Select each line where the word "name" appears.

-- start --

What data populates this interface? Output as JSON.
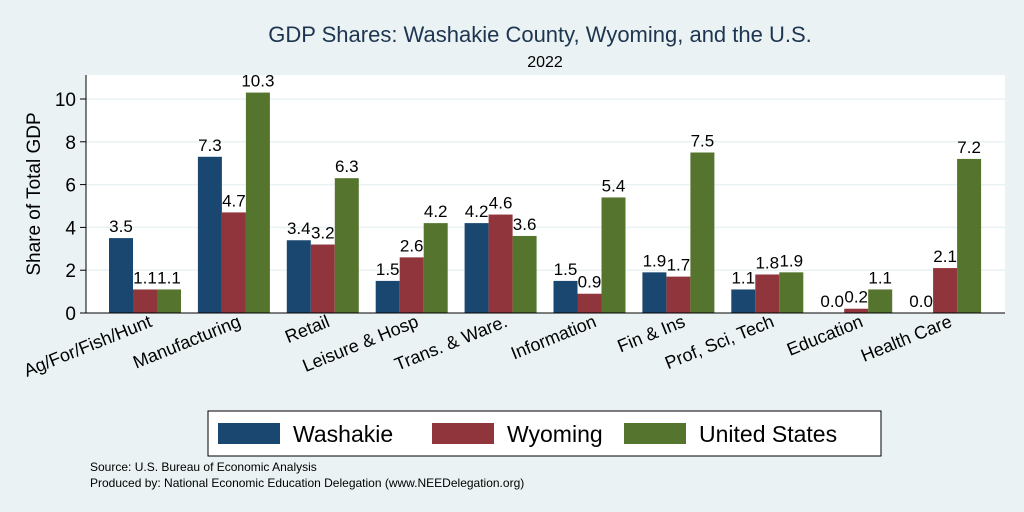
{
  "chart_data": {
    "type": "bar",
    "title": "GDP Shares: Washakie County, Wyoming, and the U.S.",
    "subtitle": "2022",
    "xlabel": "",
    "ylabel": "Share of Total GDP",
    "ylim": [
      0,
      11
    ],
    "yticks": [
      0,
      2,
      4,
      6,
      8,
      10
    ],
    "grid": true,
    "legend_position": "bottom",
    "categories": [
      "Ag/For/Fish/Hunt",
      "Manufacturing",
      "Retail",
      "Leisure & Hosp",
      "Trans. & Ware.",
      "Information",
      "Fin & Ins",
      "Prof, Sci, Tech",
      "Education",
      "Health Care"
    ],
    "series": [
      {
        "name": "Washakie",
        "color": "#1a476f",
        "values": [
          3.5,
          7.3,
          3.4,
          1.5,
          4.2,
          1.5,
          1.9,
          1.1,
          0.0,
          0.0
        ]
      },
      {
        "name": "Wyoming",
        "color": "#90353b",
        "values": [
          1.1,
          4.7,
          3.2,
          2.6,
          4.6,
          0.9,
          1.7,
          1.8,
          0.2,
          2.1
        ]
      },
      {
        "name": "United States",
        "color": "#55752f",
        "values": [
          1.1,
          10.3,
          6.3,
          4.2,
          3.6,
          5.4,
          7.5,
          1.9,
          1.1,
          7.2
        ]
      }
    ]
  },
  "notes": {
    "source": "Source: U.S. Bureau of Economic Analysis",
    "produced": "Produced by: National Economic Education Delegation (www.NEEDelegation.org)"
  }
}
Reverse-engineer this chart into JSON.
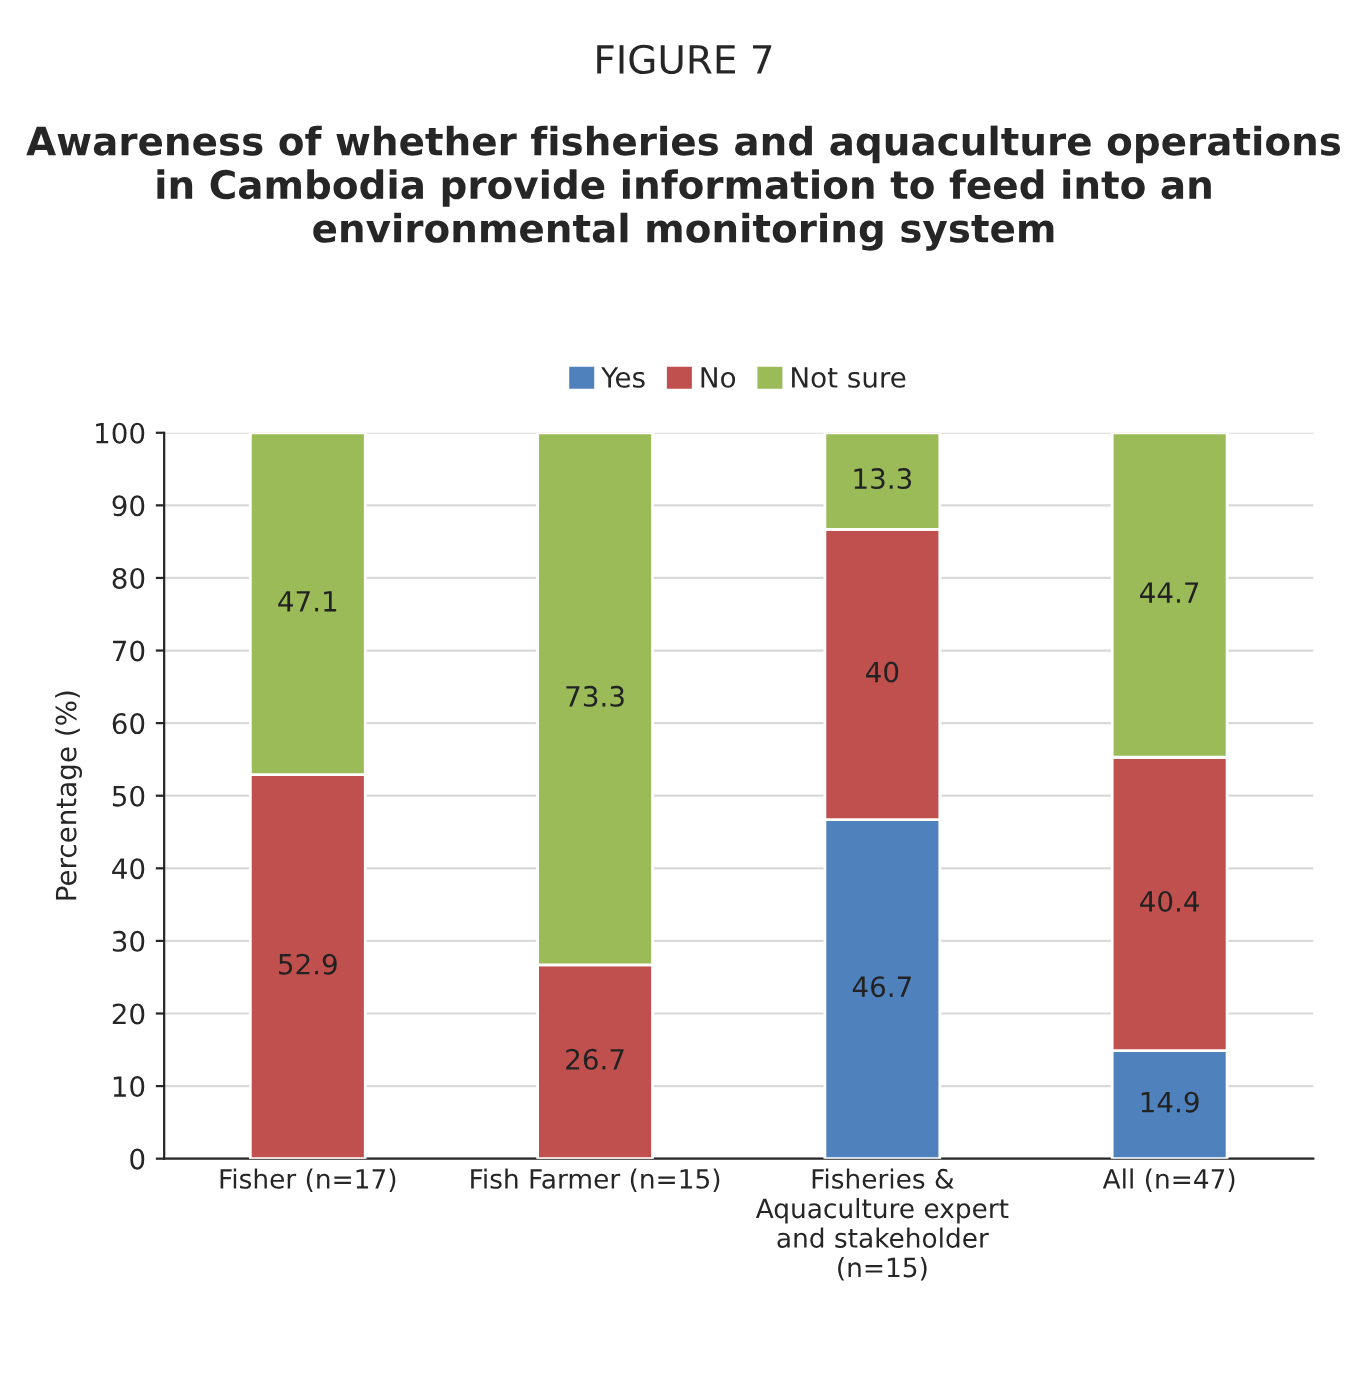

-- end --

**THE REPLY**:
        "name": "Washakie",
        "name": "Wyoming",
        "name": "United States",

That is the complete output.